§ **Exercise instructions**
Search the material and gather each line with "提高绿地率" in it.

§ **Supplied records**

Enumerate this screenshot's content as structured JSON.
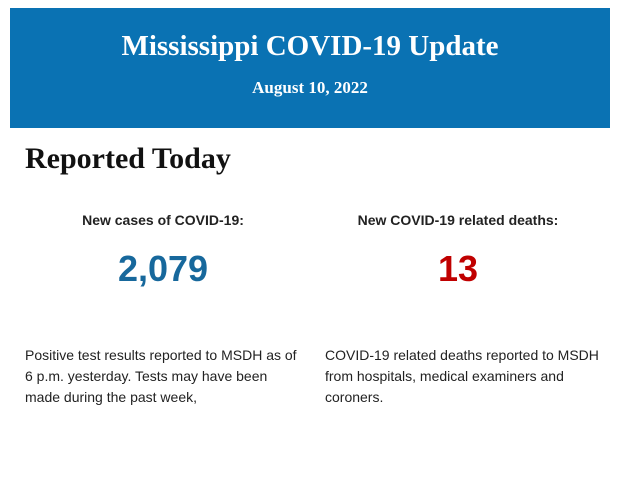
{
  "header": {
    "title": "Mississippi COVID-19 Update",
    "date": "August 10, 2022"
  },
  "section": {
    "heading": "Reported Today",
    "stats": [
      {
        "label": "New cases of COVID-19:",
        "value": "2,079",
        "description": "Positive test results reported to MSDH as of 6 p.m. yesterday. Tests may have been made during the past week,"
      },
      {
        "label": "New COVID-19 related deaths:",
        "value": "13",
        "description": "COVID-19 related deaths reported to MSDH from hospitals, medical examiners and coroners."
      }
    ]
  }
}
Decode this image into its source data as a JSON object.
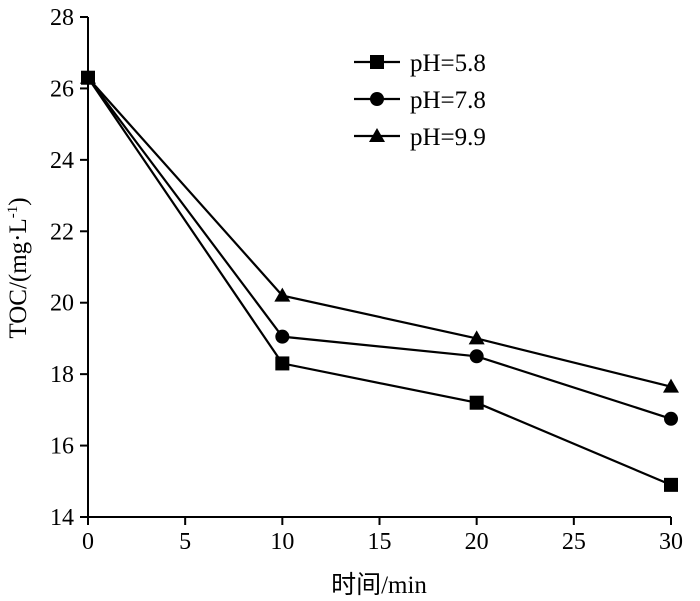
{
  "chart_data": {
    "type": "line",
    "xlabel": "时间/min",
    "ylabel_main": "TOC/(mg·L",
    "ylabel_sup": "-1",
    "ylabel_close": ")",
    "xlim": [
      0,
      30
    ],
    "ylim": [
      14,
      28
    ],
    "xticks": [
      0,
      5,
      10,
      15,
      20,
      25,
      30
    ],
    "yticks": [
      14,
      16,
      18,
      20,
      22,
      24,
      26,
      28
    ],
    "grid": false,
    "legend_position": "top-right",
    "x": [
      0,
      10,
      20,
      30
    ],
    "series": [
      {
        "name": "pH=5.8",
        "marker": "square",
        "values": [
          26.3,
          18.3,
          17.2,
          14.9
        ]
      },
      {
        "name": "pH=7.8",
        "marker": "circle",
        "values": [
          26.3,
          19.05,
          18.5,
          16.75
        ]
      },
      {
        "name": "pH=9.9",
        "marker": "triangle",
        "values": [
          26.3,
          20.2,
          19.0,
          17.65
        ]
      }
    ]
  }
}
==
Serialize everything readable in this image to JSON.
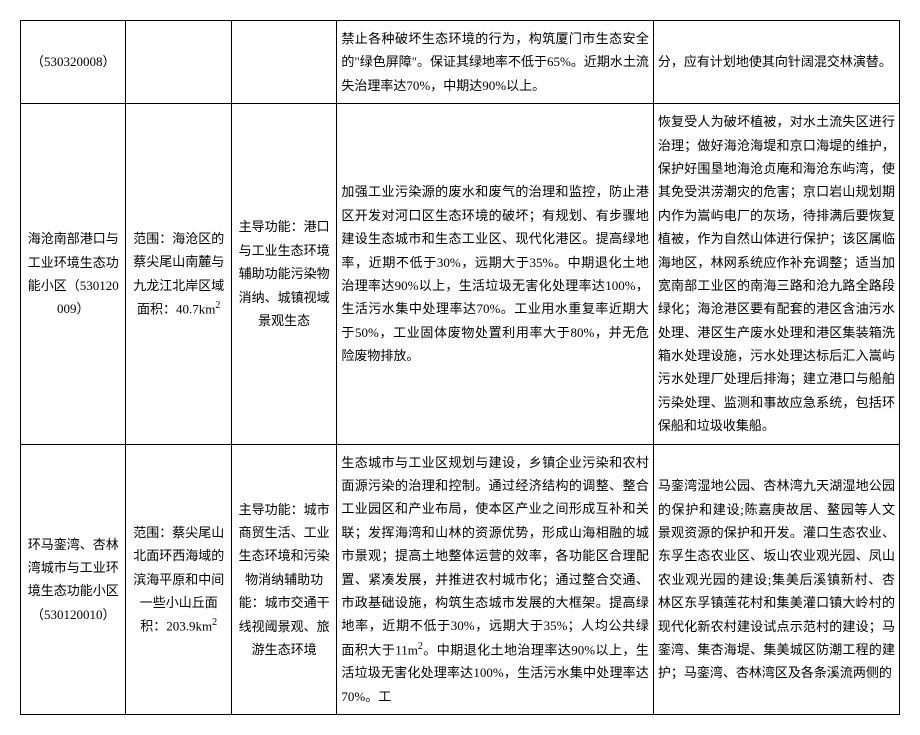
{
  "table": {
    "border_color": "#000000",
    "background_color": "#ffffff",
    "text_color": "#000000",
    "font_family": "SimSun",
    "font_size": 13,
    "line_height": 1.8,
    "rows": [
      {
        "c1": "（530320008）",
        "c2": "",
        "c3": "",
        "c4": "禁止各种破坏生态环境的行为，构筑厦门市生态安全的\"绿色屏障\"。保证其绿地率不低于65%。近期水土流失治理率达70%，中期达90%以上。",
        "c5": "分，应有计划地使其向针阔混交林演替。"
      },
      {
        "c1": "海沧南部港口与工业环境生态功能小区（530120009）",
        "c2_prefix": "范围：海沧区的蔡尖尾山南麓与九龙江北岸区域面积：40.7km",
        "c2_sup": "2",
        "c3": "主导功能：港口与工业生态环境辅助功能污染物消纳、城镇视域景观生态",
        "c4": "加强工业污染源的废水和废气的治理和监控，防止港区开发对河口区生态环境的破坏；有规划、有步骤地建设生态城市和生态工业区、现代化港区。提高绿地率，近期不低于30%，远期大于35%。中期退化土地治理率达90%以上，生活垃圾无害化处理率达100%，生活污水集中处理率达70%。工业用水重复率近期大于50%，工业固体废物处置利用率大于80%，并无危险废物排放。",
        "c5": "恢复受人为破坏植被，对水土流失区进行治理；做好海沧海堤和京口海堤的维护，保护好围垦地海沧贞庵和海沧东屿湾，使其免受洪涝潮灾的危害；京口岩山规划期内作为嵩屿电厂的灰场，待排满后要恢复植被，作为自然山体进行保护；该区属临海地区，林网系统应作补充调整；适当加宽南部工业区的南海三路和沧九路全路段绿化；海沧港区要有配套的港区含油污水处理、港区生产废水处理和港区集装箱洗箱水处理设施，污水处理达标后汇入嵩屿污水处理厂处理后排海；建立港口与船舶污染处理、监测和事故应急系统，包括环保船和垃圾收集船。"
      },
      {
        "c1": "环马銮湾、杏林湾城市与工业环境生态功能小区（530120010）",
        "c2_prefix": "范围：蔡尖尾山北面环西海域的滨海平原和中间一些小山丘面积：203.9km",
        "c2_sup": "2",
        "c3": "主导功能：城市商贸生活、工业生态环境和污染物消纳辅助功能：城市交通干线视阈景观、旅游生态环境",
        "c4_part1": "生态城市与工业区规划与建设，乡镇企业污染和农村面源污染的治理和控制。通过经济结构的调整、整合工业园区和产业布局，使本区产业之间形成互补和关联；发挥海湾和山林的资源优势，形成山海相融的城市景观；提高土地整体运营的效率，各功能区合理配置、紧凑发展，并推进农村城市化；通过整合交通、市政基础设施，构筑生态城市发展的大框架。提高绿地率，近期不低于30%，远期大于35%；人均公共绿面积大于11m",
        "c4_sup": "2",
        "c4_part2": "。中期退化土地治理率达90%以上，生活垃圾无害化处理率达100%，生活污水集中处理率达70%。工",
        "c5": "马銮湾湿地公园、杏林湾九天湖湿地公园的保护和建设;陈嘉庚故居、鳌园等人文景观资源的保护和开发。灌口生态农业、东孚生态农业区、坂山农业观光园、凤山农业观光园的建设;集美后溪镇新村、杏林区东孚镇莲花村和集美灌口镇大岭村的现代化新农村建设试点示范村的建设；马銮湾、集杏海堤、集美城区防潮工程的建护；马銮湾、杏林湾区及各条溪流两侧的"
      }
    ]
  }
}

§ **Answer to this task**
        "c4": "加强工业污染源的废水和废气的治理和监控，防止港区开发对河口区生态环境的破坏；有规划、有步骤地建设生态城市和生态工业区、现代化港区。提高绿地率，近期不低于30%，远期大于35%。中期退化土地治理率达90%以上，生活垃圾无害化处理率达100%，生活污水集中处理率达70%。工业用水重复率近期大于50%，工业固体废物处置利用率大于80%，并无危险废物排放。",
        "c4_part1": "生态城市与工业区规划与建设，乡镇企业污染和农村面源污染的治理和控制。通过经济结构的调整、整合工业园区和产业布局，使本区产业之间形成互补和关联；发挥海湾和山林的资源优势，形成山海相融的城市景观；提高土地整体运营的效率，各功能区合理配置、紧凑发展，并推进农村城市化；通过整合交通、市政基础设施，构筑生态城市发展的大框架。提高绿地率，近期不低于30%，远期大于35%；人均公共绿面积大于11m",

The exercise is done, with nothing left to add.